**TASK DESCRIPTION**
Please write out the material that follows, exactly as it stands.

Source records:
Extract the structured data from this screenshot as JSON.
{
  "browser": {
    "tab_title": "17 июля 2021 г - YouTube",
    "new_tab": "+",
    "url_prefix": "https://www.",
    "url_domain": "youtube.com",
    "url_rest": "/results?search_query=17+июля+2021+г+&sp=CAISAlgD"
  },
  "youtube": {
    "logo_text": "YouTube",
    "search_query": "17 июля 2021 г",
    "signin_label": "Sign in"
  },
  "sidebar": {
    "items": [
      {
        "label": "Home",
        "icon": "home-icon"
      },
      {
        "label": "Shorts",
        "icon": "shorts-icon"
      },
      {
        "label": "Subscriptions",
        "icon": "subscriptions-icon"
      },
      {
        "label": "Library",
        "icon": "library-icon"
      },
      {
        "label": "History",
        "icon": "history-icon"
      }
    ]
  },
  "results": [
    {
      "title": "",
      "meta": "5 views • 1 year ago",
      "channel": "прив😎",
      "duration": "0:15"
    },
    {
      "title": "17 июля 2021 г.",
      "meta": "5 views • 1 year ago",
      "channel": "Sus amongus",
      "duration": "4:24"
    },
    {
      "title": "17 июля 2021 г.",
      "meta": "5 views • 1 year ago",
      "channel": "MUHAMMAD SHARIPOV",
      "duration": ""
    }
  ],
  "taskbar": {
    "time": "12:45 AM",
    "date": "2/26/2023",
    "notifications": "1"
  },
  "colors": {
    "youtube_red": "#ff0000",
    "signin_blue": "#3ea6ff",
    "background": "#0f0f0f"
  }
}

**ANSWER TO THE TASK**
Extract the structured data from this screenshot as JSON.
{
  "browser": {
    "tab_title": "17 июля 2021 г - YouTube",
    "new_tab": "+",
    "url_prefix": "https://www.",
    "url_domain": "youtube.com",
    "url_rest": "/results?search_query=17+июля+2021+г+&sp=CAISAlgD"
  },
  "youtube": {
    "logo_text": "YouTube",
    "search_query": "17 июля 2021 г",
    "signin_label": "Sign in"
  },
  "sidebar": {
    "items": [
      {
        "label": "Home",
        "icon": "home-icon"
      },
      {
        "label": "Shorts",
        "icon": "shorts-icon"
      },
      {
        "label": "Subscriptions",
        "icon": "subscriptions-icon"
      },
      {
        "label": "Library",
        "icon": "library-icon"
      },
      {
        "label": "History",
        "icon": "history-icon"
      }
    ]
  },
  "results": [
    {
      "title": "",
      "meta": "5 views • 1 year ago",
      "channel": "прив😎",
      "duration": "0:15"
    },
    {
      "title": "17 июля 2021 г.",
      "meta": "5 views • 1 year ago",
      "channel": "Sus amongus",
      "duration": "4:24"
    },
    {
      "title": "17 июля 2021 г.",
      "meta": "5 views • 1 year ago",
      "channel": "MUHAMMAD SHARIPOV",
      "duration": ""
    }
  ],
  "taskbar": {
    "time": "12:45 AM",
    "date": "2/26/2023",
    "notifications": "1"
  },
  "colors": {
    "youtube_red": "#ff0000",
    "signin_blue": "#3ea6ff",
    "background": "#0f0f0f"
  }
}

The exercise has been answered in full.